:: Text ::
════

Association Between TNF-α -308G/A Polymorphism and Risk of Immune Thrombocytopenia: A Meta-Analysis

Abstract

Objective:

Previous studies have investigated the association between tumor necrosis factor-alpha (TNF-α) -308G/A polymorphism and risk of immune thrombocytopenia (ITP), but the reported results have been inconsistent. Thus, a systematic meta-analysis was performed to resolve this discrepancy.

Methods:

Electronic databases and the cited references of the obtained published articles were manually searched. Quality assessment of each study was conducted using the Newcastle-Ottawa Scale (NOS). All case-control studies were used to assess the strength of the association. Statistical analysis was performed using Stata version 12.0.

Results:

Eight high-quality studies, including 947 patients and 1911 controls, were selected for the final meta-analysis. There was no significant association between TNF-α -308G/A polymorphism and ITP in overall and Asian populations. However, a significant positive association was observed between them in the dominant genetic model (AA+AG versus GG) in the Caucasian population (OR = 1.35, 95% confidence interval [CI]: 1.07-1.71, P_H = 0.173).

Conclusions:

Our finding suggested that TNF-α -308G/A might be involved in development of ITP in the Caucasian population, but not in the Asian population. Among Caucasians the A allele (AA+AG) was associated with ITP. However, larger-scale studies are required to confirm our findings.

Introduction

Immune thrombocytopenia (ITP) is an acquired autoimmune disease characterized by autoantibody-dependent accelerated destruction and immature megakaryocytes leading to decreased platelet production (Kistangari and McCrae, 2013). Approximately 6.4 per 100,000 children and 3.3 per 100,000 adults were newly diagnosed per year (Terrell et al., 2010). Although its etiology remains unknown, both genetic and environmental factors are main causes leading to the development of this disease (Nadeem et al., 2015). Among the genetic factors, single-nucleotide polymorphisms (SNPs) in tumor necrosis factor-alpha (TNF-α) have been examined as candidate factors that might play a role in susceptibility of ITP (Foster et al., 2001; Satoh et al., 2004; Rocha et al., 2010; Okulu et al., 2011; Pehlivan et al., 2011; Sarpatwari et al., 2011; El Sissy et al., 2014; Wang et al., 2014; Pavkovic et al., 2015; Yadav et al., 2016).

TNF-α is a potential proinflammatory cytokine that plays a prominent role in the inflammatory and immune response, and it is involved in regulation of cell proliferation and differentiation (Qidwai and Khan, 2011). SNPs are common in the promoter region of TNF-α. Several polymorphisms such as -238A/G (rs361525), -308G/A (rs1800629), -857C/T (rs1799724), -863C/A (rs1800630), and -1031T/C (rs1799964) in the region were reported to influence the expression of TNF-α (Hellmig et al., 2005; Somi et al., 2006). Moreover, overexpression of TNF-α was observed in many inflammatory diseases, such as type 2 diabetes mellitus, allergic disease, and autoimmune disease (Schulz et al., 2014; Sefri et al., 2014; Li et al., 2015). Previous studies reported that TNF-α -308G/A could affect its transcription (Messer et al., 1991; Bidwell et al., 1999), and the locus was speculated to increase the risk and exacerbate the outcome of ITP.

════

:: What the task asks ::
Reproduce the portion of the meta-analysis text from "Electronic databases and" up to and including "Stata version 12.0.". The records have no connection to this meta-analysis text.

:: Data for review ::
════

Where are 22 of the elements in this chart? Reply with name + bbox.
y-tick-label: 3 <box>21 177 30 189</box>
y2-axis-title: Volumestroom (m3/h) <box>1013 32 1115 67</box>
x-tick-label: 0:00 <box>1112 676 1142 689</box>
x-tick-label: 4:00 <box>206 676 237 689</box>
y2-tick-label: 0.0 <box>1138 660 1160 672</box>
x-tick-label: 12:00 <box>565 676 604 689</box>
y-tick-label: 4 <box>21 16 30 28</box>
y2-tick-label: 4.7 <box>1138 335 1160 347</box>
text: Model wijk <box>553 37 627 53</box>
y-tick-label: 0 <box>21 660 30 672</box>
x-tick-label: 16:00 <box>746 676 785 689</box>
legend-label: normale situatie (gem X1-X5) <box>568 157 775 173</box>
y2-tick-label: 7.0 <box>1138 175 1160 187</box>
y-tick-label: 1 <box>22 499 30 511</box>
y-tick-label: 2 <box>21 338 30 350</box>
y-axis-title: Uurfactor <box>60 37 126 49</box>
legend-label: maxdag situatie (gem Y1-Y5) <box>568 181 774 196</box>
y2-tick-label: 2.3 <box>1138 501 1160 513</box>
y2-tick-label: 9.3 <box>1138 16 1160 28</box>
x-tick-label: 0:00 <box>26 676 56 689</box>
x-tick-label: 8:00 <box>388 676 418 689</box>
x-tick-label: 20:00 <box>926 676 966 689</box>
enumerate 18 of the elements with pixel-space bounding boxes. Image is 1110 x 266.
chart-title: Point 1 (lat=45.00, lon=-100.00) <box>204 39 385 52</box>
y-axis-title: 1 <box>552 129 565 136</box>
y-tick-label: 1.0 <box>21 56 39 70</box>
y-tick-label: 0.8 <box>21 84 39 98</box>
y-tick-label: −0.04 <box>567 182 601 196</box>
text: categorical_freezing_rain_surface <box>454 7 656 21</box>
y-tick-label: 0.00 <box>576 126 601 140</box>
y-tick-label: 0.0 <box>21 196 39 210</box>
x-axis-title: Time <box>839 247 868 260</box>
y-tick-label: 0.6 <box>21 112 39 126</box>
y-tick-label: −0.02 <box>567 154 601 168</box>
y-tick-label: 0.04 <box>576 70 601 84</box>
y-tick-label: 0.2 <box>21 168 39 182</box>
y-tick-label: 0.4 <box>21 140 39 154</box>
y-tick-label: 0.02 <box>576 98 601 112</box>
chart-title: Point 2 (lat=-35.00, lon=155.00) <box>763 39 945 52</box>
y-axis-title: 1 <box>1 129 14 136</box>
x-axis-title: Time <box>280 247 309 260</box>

════

:: Answer to this task ::
Electronic databases and the cited references of the obtained published articles were manually searched. Quality assessment of each study was conducted using the Newcastle-Ottawa Scale (NOS). All case-control studies were used to assess the strength of the association. Statistical analysis was performed using Stata version 12.0.